## Material shown
+ + + +

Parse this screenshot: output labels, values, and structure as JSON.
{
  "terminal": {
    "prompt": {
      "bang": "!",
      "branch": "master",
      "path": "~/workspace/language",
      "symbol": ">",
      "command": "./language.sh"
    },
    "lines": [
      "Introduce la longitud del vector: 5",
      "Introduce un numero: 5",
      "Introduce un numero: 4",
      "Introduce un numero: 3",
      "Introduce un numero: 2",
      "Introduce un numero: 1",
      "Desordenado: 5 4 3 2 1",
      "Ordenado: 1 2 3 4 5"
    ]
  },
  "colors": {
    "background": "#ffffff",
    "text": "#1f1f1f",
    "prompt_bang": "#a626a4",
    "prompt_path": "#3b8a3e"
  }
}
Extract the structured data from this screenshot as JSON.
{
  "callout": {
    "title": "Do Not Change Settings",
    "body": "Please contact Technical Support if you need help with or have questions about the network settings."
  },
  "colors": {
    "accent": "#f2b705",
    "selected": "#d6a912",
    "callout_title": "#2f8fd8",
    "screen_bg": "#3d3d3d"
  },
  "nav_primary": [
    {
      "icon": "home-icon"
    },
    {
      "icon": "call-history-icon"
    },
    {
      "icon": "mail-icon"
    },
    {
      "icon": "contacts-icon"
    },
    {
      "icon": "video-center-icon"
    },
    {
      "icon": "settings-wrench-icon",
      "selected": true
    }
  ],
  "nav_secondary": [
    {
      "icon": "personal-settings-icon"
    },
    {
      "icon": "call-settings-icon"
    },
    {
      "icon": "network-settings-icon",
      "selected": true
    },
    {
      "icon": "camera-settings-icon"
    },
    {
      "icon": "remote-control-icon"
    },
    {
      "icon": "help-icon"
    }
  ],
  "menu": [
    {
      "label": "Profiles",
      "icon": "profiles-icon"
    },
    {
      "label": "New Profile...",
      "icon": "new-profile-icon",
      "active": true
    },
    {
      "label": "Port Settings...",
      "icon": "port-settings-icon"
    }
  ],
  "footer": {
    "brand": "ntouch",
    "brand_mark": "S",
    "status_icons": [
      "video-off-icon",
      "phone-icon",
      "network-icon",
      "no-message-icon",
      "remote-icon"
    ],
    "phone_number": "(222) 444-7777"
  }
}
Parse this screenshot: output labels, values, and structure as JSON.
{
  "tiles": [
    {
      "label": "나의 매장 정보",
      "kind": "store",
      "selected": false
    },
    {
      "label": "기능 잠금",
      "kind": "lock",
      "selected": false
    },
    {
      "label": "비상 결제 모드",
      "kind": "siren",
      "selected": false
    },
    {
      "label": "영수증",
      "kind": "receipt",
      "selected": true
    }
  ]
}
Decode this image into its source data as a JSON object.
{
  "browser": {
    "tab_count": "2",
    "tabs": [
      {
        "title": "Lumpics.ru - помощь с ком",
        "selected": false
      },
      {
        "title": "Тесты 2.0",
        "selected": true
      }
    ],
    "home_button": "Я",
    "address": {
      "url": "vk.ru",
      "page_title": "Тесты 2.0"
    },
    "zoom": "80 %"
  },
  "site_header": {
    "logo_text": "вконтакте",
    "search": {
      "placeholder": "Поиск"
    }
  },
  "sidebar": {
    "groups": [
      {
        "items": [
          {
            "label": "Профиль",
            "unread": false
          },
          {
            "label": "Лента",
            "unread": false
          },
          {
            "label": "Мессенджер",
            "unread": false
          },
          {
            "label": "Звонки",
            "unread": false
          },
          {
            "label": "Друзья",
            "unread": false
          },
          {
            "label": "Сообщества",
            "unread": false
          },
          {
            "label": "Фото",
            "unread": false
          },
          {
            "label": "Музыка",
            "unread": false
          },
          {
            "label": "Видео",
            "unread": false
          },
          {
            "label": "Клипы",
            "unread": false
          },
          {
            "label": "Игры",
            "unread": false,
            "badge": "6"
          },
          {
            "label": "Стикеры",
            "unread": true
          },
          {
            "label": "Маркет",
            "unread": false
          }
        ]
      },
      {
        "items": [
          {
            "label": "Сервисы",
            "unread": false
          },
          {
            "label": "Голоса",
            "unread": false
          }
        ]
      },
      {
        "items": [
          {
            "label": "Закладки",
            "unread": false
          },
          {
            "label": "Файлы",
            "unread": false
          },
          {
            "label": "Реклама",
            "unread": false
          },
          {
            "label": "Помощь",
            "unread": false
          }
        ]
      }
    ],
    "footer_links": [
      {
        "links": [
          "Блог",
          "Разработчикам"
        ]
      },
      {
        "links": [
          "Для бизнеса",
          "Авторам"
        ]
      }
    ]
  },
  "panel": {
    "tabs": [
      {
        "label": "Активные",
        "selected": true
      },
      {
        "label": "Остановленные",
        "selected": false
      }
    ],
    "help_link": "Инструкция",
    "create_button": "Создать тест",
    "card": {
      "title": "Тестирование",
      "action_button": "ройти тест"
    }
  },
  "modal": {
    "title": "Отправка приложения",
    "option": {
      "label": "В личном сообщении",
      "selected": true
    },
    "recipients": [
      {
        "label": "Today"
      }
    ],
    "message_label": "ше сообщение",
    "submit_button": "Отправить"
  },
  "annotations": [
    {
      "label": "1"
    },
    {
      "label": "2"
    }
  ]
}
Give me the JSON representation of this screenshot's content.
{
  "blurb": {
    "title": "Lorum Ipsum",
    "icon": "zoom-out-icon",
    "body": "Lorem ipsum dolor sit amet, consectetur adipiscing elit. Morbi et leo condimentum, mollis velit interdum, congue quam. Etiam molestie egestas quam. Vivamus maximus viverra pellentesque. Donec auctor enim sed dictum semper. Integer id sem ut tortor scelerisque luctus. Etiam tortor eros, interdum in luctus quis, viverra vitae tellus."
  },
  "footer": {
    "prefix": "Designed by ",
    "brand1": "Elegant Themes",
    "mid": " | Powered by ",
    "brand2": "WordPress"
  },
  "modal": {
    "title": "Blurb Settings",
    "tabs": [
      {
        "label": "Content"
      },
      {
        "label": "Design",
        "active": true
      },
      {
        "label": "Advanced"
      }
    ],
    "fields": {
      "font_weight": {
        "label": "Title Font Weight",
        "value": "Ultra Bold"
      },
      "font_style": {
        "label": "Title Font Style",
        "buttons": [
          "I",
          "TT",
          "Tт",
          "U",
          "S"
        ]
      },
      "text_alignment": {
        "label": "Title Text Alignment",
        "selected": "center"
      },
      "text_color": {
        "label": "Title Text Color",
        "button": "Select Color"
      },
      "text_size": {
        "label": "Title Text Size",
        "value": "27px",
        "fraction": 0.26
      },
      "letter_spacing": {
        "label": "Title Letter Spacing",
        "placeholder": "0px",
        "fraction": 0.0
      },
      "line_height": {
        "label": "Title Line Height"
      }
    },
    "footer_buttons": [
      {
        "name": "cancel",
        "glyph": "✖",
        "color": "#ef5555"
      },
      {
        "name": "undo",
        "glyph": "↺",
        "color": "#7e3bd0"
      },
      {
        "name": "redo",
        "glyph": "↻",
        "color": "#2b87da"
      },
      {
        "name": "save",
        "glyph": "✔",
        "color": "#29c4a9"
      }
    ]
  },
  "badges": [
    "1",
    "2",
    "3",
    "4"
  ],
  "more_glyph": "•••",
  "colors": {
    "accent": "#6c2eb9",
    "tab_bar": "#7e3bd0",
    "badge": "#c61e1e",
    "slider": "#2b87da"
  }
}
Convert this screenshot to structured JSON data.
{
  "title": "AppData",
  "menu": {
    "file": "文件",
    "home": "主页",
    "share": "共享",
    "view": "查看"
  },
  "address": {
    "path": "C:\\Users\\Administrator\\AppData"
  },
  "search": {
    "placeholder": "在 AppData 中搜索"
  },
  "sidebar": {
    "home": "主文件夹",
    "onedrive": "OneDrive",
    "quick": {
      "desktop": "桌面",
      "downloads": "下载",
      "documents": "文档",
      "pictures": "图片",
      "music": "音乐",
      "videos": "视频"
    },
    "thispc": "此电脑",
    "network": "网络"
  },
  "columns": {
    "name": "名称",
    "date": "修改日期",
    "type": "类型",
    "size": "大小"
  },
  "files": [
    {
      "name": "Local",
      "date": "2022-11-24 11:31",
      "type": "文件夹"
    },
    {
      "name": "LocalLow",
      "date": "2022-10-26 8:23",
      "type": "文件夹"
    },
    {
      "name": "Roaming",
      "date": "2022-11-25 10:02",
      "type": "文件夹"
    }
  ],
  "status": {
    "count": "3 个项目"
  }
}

+ + + +

## Problem to solve
Copy each line in the data that holds the word "JSON".

## Result of this exercise
Parse this screenshot: output labels, values, and structure as JSON.
Extract the structured data from this screenshot as JSON.
Parse this screenshot: output labels, values, and structure as JSON.
Decode this image into its source data as a JSON object.
Give me the JSON representation of this screenshot's content.
Convert this screenshot to structured JSON data.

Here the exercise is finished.